**Information supplied**

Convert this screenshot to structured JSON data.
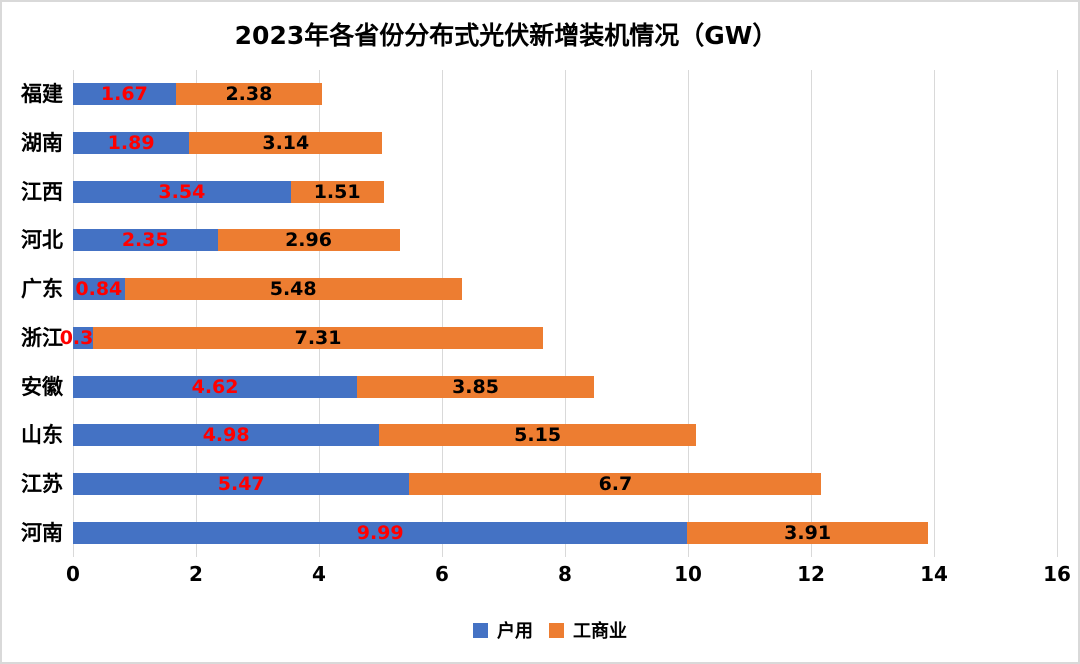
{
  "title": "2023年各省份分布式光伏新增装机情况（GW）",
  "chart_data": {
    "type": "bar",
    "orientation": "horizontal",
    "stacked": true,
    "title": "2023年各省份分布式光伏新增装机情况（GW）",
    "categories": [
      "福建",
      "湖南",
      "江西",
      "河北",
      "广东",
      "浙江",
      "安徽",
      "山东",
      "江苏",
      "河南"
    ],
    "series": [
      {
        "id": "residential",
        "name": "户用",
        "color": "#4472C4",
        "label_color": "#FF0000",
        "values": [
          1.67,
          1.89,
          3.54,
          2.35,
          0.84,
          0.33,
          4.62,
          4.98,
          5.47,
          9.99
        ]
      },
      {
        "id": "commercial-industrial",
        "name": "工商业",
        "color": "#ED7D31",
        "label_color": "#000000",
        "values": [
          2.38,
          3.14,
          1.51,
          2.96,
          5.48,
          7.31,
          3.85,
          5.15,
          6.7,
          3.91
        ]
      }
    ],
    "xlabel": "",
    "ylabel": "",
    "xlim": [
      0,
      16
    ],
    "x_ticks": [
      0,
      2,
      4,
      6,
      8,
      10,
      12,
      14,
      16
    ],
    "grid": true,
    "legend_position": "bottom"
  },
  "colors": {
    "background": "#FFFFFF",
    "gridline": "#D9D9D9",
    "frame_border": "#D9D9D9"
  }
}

**Stated task**
Nothing in the entries above should change when they are printed again, except that the pictures are dropped.

**Task response**
Convert this screenshot to structured JSON data.
{
  "title": "2023年各省份分布式光伏新增装机情况（GW）",
  "chart_data": {
    "type": "bar",
    "orientation": "horizontal",
    "stacked": true,
    "title": "2023年各省份分布式光伏新增装机情况（GW）",
    "categories": [
      "福建",
      "湖南",
      "江西",
      "河北",
      "广东",
      "浙江",
      "安徽",
      "山东",
      "江苏",
      "河南"
    ],
    "series": [
      {
        "id": "residential",
        "name": "户用",
        "color": "#4472C4",
        "label_color": "#FF0000",
        "values": [
          1.67,
          1.89,
          3.54,
          2.35,
          0.84,
          0.33,
          4.62,
          4.98,
          5.47,
          9.99
        ]
      },
      {
        "id": "commercial-industrial",
        "name": "工商业",
        "color": "#ED7D31",
        "label_color": "#000000",
        "values": [
          2.38,
          3.14,
          1.51,
          2.96,
          5.48,
          7.31,
          3.85,
          5.15,
          6.7,
          3.91
        ]
      }
    ],
    "xlabel": "",
    "ylabel": "",
    "xlim": [
      0,
      16
    ],
    "x_ticks": [
      0,
      2,
      4,
      6,
      8,
      10,
      12,
      14,
      16
    ],
    "grid": true,
    "legend_position": "bottom"
  },
  "colors": {
    "background": "#FFFFFF",
    "gridline": "#D9D9D9",
    "frame_border": "#D9D9D9"
  }
}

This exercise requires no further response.